— What you need to do —
Print each line of the listing once more, precisely as given.

Records from a data collection
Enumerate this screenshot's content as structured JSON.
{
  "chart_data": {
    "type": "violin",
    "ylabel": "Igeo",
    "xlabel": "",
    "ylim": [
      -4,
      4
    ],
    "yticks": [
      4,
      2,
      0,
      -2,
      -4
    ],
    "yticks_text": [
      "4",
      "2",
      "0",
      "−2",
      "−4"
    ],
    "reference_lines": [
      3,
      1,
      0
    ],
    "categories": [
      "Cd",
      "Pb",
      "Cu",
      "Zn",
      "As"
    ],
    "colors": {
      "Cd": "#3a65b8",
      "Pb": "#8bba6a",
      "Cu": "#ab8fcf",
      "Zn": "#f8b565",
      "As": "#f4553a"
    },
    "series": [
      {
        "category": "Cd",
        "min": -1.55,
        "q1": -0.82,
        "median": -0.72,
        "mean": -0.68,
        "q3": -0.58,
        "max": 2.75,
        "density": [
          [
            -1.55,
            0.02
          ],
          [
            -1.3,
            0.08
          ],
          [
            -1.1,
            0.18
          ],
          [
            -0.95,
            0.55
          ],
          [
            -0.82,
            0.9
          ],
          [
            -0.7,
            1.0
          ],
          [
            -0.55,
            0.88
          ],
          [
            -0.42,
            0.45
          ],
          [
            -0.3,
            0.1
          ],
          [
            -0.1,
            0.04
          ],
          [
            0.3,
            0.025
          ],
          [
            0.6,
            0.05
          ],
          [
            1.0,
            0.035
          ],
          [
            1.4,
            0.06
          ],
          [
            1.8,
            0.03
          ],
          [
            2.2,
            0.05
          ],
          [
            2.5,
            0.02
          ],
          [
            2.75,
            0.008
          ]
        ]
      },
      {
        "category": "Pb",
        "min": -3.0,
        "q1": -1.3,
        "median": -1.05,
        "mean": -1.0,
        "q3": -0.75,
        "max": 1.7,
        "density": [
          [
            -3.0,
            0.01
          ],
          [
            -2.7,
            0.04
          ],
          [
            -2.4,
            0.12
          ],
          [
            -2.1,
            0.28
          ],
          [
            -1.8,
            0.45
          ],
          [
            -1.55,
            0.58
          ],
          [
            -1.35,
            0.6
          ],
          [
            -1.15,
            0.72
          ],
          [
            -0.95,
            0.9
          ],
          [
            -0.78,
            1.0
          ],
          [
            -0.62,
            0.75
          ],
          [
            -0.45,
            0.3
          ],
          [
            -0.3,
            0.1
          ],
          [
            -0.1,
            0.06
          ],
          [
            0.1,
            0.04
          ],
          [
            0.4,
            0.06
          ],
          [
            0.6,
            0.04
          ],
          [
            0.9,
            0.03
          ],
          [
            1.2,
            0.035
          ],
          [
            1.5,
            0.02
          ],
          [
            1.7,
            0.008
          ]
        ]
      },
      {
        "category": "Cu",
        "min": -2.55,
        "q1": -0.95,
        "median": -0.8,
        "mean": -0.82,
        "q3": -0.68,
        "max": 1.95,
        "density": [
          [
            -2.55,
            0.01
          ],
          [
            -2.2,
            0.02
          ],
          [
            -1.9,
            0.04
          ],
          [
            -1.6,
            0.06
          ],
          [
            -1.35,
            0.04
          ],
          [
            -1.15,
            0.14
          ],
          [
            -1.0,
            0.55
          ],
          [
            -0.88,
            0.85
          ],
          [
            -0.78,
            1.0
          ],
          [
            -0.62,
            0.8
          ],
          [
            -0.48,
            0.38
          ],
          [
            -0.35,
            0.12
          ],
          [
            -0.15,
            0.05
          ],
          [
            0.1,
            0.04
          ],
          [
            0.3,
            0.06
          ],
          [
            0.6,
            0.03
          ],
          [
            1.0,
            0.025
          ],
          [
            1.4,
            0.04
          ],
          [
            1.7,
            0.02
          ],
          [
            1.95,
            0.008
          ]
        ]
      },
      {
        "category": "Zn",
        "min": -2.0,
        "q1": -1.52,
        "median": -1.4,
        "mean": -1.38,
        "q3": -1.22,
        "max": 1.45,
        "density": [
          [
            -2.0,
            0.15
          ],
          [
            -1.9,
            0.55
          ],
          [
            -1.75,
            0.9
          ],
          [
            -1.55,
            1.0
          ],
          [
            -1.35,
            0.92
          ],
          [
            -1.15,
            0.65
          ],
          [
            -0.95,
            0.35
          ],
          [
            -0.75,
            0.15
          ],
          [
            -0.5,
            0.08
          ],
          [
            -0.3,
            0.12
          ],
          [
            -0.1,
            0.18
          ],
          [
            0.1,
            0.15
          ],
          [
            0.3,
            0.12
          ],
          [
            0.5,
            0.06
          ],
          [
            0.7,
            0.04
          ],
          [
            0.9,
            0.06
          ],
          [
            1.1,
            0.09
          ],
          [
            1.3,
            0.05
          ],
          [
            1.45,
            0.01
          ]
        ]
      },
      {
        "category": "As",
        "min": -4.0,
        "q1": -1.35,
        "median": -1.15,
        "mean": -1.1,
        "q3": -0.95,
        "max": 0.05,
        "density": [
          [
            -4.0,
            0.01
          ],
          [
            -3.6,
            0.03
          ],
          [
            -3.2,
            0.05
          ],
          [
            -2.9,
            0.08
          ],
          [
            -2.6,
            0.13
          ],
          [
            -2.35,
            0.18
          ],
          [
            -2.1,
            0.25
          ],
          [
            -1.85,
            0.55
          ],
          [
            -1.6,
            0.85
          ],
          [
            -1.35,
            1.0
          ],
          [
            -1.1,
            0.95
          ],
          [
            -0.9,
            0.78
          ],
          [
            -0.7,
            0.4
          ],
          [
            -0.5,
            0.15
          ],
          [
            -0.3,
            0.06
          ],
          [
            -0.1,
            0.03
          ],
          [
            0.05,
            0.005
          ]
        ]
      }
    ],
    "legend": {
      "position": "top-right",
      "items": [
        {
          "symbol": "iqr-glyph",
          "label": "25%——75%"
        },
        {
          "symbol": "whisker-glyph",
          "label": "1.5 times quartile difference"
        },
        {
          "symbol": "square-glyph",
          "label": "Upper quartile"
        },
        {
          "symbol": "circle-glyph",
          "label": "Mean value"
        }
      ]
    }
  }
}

— Task solution —
Enumerate this screenshot's content as structured JSON.
{
  "chart_data": {
    "type": "violin",
    "ylabel": "Igeo",
    "xlabel": "",
    "ylim": [
      -4,
      4
    ],
    "yticks": [
      4,
      2,
      0,
      -2,
      -4
    ],
    "yticks_text": [
      "4",
      "2",
      "0",
      "−2",
      "−4"
    ],
    "reference_lines": [
      3,
      1,
      0
    ],
    "categories": [
      "Cd",
      "Pb",
      "Cu",
      "Zn",
      "As"
    ],
    "colors": {
      "Cd": "#3a65b8",
      "Pb": "#8bba6a",
      "Cu": "#ab8fcf",
      "Zn": "#f8b565",
      "As": "#f4553a"
    },
    "series": [
      {
        "category": "Cd",
        "min": -1.55,
        "q1": -0.82,
        "median": -0.72,
        "mean": -0.68,
        "q3": -0.58,
        "max": 2.75,
        "density": [
          [
            -1.55,
            0.02
          ],
          [
            -1.3,
            0.08
          ],
          [
            -1.1,
            0.18
          ],
          [
            -0.95,
            0.55
          ],
          [
            -0.82,
            0.9
          ],
          [
            -0.7,
            1.0
          ],
          [
            -0.55,
            0.88
          ],
          [
            -0.42,
            0.45
          ],
          [
            -0.3,
            0.1
          ],
          [
            -0.1,
            0.04
          ],
          [
            0.3,
            0.025
          ],
          [
            0.6,
            0.05
          ],
          [
            1.0,
            0.035
          ],
          [
            1.4,
            0.06
          ],
          [
            1.8,
            0.03
          ],
          [
            2.2,
            0.05
          ],
          [
            2.5,
            0.02
          ],
          [
            2.75,
            0.008
          ]
        ]
      },
      {
        "category": "Pb",
        "min": -3.0,
        "q1": -1.3,
        "median": -1.05,
        "mean": -1.0,
        "q3": -0.75,
        "max": 1.7,
        "density": [
          [
            -3.0,
            0.01
          ],
          [
            -2.7,
            0.04
          ],
          [
            -2.4,
            0.12
          ],
          [
            -2.1,
            0.28
          ],
          [
            -1.8,
            0.45
          ],
          [
            -1.55,
            0.58
          ],
          [
            -1.35,
            0.6
          ],
          [
            -1.15,
            0.72
          ],
          [
            -0.95,
            0.9
          ],
          [
            -0.78,
            1.0
          ],
          [
            -0.62,
            0.75
          ],
          [
            -0.45,
            0.3
          ],
          [
            -0.3,
            0.1
          ],
          [
            -0.1,
            0.06
          ],
          [
            0.1,
            0.04
          ],
          [
            0.4,
            0.06
          ],
          [
            0.6,
            0.04
          ],
          [
            0.9,
            0.03
          ],
          [
            1.2,
            0.035
          ],
          [
            1.5,
            0.02
          ],
          [
            1.7,
            0.008
          ]
        ]
      },
      {
        "category": "Cu",
        "min": -2.55,
        "q1": -0.95,
        "median": -0.8,
        "mean": -0.82,
        "q3": -0.68,
        "max": 1.95,
        "density": [
          [
            -2.55,
            0.01
          ],
          [
            -2.2,
            0.02
          ],
          [
            -1.9,
            0.04
          ],
          [
            -1.6,
            0.06
          ],
          [
            -1.35,
            0.04
          ],
          [
            -1.15,
            0.14
          ],
          [
            -1.0,
            0.55
          ],
          [
            -0.88,
            0.85
          ],
          [
            -0.78,
            1.0
          ],
          [
            -0.62,
            0.8
          ],
          [
            -0.48,
            0.38
          ],
          [
            -0.35,
            0.12
          ],
          [
            -0.15,
            0.05
          ],
          [
            0.1,
            0.04
          ],
          [
            0.3,
            0.06
          ],
          [
            0.6,
            0.03
          ],
          [
            1.0,
            0.025
          ],
          [
            1.4,
            0.04
          ],
          [
            1.7,
            0.02
          ],
          [
            1.95,
            0.008
          ]
        ]
      },
      {
        "category": "Zn",
        "min": -2.0,
        "q1": -1.52,
        "median": -1.4,
        "mean": -1.38,
        "q3": -1.22,
        "max": 1.45,
        "density": [
          [
            -2.0,
            0.15
          ],
          [
            -1.9,
            0.55
          ],
          [
            -1.75,
            0.9
          ],
          [
            -1.55,
            1.0
          ],
          [
            -1.35,
            0.92
          ],
          [
            -1.15,
            0.65
          ],
          [
            -0.95,
            0.35
          ],
          [
            -0.75,
            0.15
          ],
          [
            -0.5,
            0.08
          ],
          [
            -0.3,
            0.12
          ],
          [
            -0.1,
            0.18
          ],
          [
            0.1,
            0.15
          ],
          [
            0.3,
            0.12
          ],
          [
            0.5,
            0.06
          ],
          [
            0.7,
            0.04
          ],
          [
            0.9,
            0.06
          ],
          [
            1.1,
            0.09
          ],
          [
            1.3,
            0.05
          ],
          [
            1.45,
            0.01
          ]
        ]
      },
      {
        "category": "As",
        "min": -4.0,
        "q1": -1.35,
        "median": -1.15,
        "mean": -1.1,
        "q3": -0.95,
        "max": 0.05,
        "density": [
          [
            -4.0,
            0.01
          ],
          [
            -3.6,
            0.03
          ],
          [
            -3.2,
            0.05
          ],
          [
            -2.9,
            0.08
          ],
          [
            -2.6,
            0.13
          ],
          [
            -2.35,
            0.18
          ],
          [
            -2.1,
            0.25
          ],
          [
            -1.85,
            0.55
          ],
          [
            -1.6,
            0.85
          ],
          [
            -1.35,
            1.0
          ],
          [
            -1.1,
            0.95
          ],
          [
            -0.9,
            0.78
          ],
          [
            -0.7,
            0.4
          ],
          [
            -0.5,
            0.15
          ],
          [
            -0.3,
            0.06
          ],
          [
            -0.1,
            0.03
          ],
          [
            0.05,
            0.005
          ]
        ]
      }
    ],
    "legend": {
      "position": "top-right",
      "items": [
        {
          "symbol": "iqr-glyph",
          "label": "25%——75%"
        },
        {
          "symbol": "whisker-glyph",
          "label": "1.5 times quartile difference"
        },
        {
          "symbol": "square-glyph",
          "label": "Upper quartile"
        },
        {
          "symbol": "circle-glyph",
          "label": "Mean value"
        }
      ]
    }
  }
}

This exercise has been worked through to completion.